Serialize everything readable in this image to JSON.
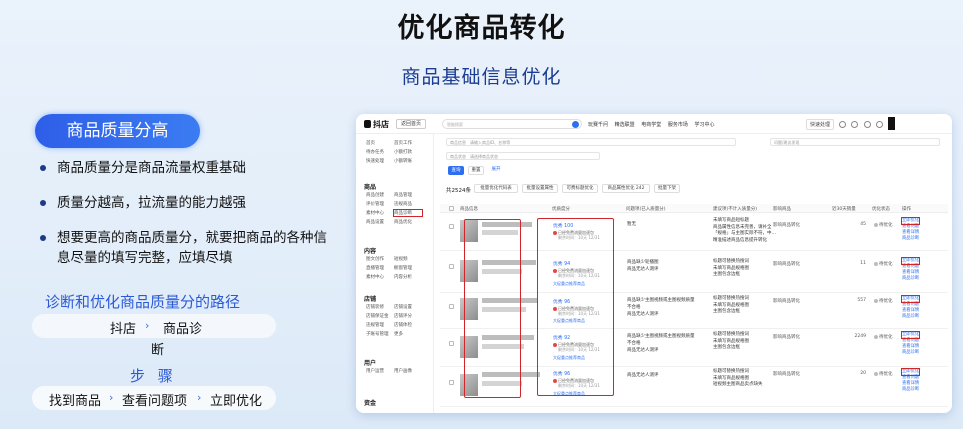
{
  "slide": {
    "title": "优化商品转化",
    "subtitle": "商品基础信息优化",
    "pill": "商品质量分高",
    "bullets": [
      "商品质量分是商品流量权重基础",
      "质量分越高，拉流量的能力越强",
      "想要更高的商品质量分，就要把商品的各种信息尽量的填写完整，应填尽填"
    ],
    "path_title": "诊断和优化商品质量分的路径",
    "path_left": "抖店",
    "path_right": "商品诊",
    "path_wrap": "断",
    "steps_title": "步 骤",
    "steps": [
      "找到商品",
      "查看问题项",
      "立即优化"
    ]
  },
  "app": {
    "logo": "抖店",
    "back": "返回首页",
    "search_placeholder": "智能搜索",
    "topnav": [
      "玩赛千问",
      "精选联盟",
      "电商学堂",
      "服务市场",
      "学习中心"
    ],
    "topright_btn": "快速处理",
    "sidebar": {
      "top_grid": [
        "首页",
        "首页工作",
        "待办任务",
        "小额打款",
        "快速处理",
        "小额转账",
        "快速处理",
        "商品分析"
      ],
      "sections": [
        {
          "title": "商品",
          "items": [
            "商品创建",
            "商品管理",
            "评价管理",
            "违规商品",
            "素材中心",
            "商品诊断",
            "商品设置",
            "商品优化",
            "商品素材"
          ]
        },
        {
          "title": "内容",
          "items": [
            "图文创作",
            "短视频",
            "直播管理",
            "橱窗管理",
            "素材中心",
            "内容分析"
          ]
        },
        {
          "title": "店铺",
          "items": [
            "店铺装修",
            "店铺设置",
            "店铺保证金",
            "店铺评分",
            "违规管理",
            "店铺体检",
            "子账号管理",
            "更多"
          ]
        },
        {
          "title": "用户",
          "items": [
            "用户运营",
            "用户画像"
          ]
        },
        {
          "title": "资金"
        }
      ]
    },
    "filters": {
      "input1": "商品信息",
      "input1_ph": "请输入商品ID、名称等",
      "input2": "问题/建议发现",
      "input3": "商品状态",
      "input3_ph": "请选择商品状态",
      "query": "查询",
      "reset": "重置",
      "more": "展开"
    },
    "total": "共2524条",
    "batch_buttons": [
      "批量优化代码表",
      "批量设置属性",
      "可费标题优化",
      "商品属性优化 242",
      "批量下架"
    ],
    "columns": [
      "商品信息",
      "优质度分",
      "问题项(已入质量分)",
      "建议项(不计入质量分)",
      "影响商品",
      "近30天销量",
      "优化状态",
      "操作"
    ],
    "rows": [
      {
        "score": "优秀 100",
        "warn": "已经免费流量加速包",
        "warn2": "剩余时间：10天 12/31",
        "rec": "",
        "problems": [
          "暂无"
        ],
        "suggestions": [
          "未填写商品短标题",
          "商品属性信息未完善，请补全",
          "「规格」与主图实际不符，中…",
          "精准描述商品信息提升转化"
        ],
        "impact": "影响商品转化",
        "sales": "45",
        "status": "待优化",
        "ops": [
          "立即优化",
          "查看问题",
          "查看详情",
          "商品诊断"
        ]
      },
      {
        "score": "优秀 94",
        "warn": "已经免费流量加速包",
        "warn2": "剩余时间：10天 12/31",
        "rec": "大促重点推荐商品",
        "problems": [
          "商品缺少轮播图",
          "商品无达人测评"
        ],
        "suggestions": [
          "标题可替换热搜词",
          "未填写商品规格图",
          "主图包含边框"
        ],
        "impact": "影响商品转化",
        "sales": "11",
        "status": "待优化",
        "ops": [
          "立即优化",
          "查看问题",
          "查看详情",
          "商品诊断"
        ]
      },
      {
        "score": "优秀 96",
        "warn": "已经免费流量加速包",
        "warn2": "剩余时间：10天 12/31",
        "rec": "大促重点推荐商品",
        "problems": [
          "商品缺少主图视频或主图视频质量不合格",
          "商品无达人测评"
        ],
        "suggestions": [
          "标题可替换热搜词",
          "未填写商品规格图",
          "主图包含边框"
        ],
        "impact": "影响商品转化",
        "sales": "557",
        "status": "待优化",
        "ops": [
          "立即优化",
          "查看问题",
          "查看详情",
          "商品诊断"
        ]
      },
      {
        "score": "优秀 92",
        "warn": "已经免费流量加速包",
        "warn2": "剩余时间：10天 12/31",
        "rec": "大促重点推荐商品",
        "problems": [
          "商品缺少主图视频或主图视频质量不合格",
          "商品无达人测评"
        ],
        "suggestions": [
          "标题可替换热搜词",
          "未填写商品规格图",
          "主图包含边框"
        ],
        "impact": "影响商品转化",
        "sales": "2249",
        "status": "待优化",
        "ops": [
          "立即优化",
          "查看问题",
          "查看详情",
          "商品诊断"
        ]
      },
      {
        "score": "优秀 96",
        "warn": "已经免费流量加速包",
        "warn2": "剩余时间：10天 12/31",
        "rec": "大促重点推荐商品",
        "problems": [
          "商品无达人测评"
        ],
        "suggestions": [
          "标题可替换热搜词",
          "未填写商品规格图",
          "短视频主图商品卖点缺失"
        ],
        "impact": "影响商品转化",
        "sales": "20",
        "status": "待优化",
        "ops": [
          "立即优化",
          "查看问题",
          "查看详情",
          "商品诊断"
        ]
      }
    ]
  },
  "colors": {
    "accent": "#2e6ef2",
    "highlight": "#d0262a",
    "title_blue": "#1a3c92"
  }
}
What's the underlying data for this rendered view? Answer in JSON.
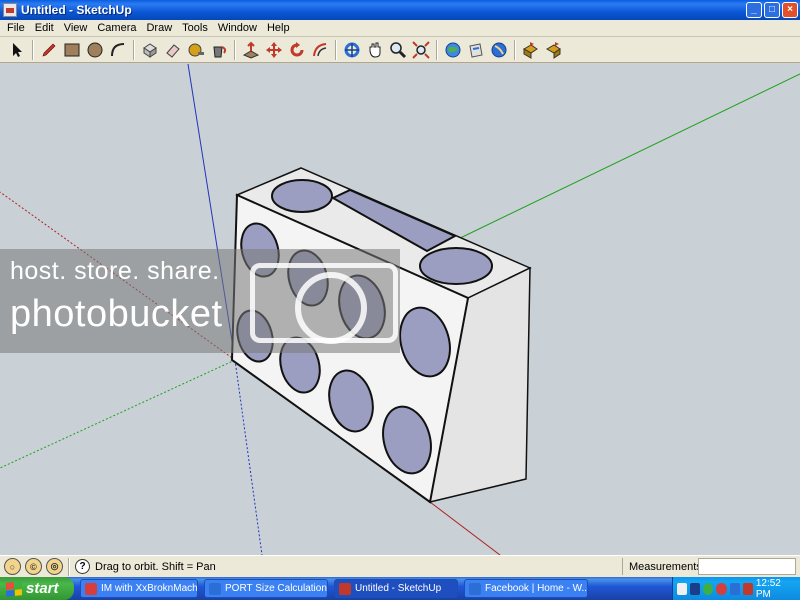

—————

# Stated problem
Show the lines where the word "this" appears in the entries.

# Exercise result
Serialize everything readable in this image to JSON.
What's the underlying data for this rendered view? Answer in JSON.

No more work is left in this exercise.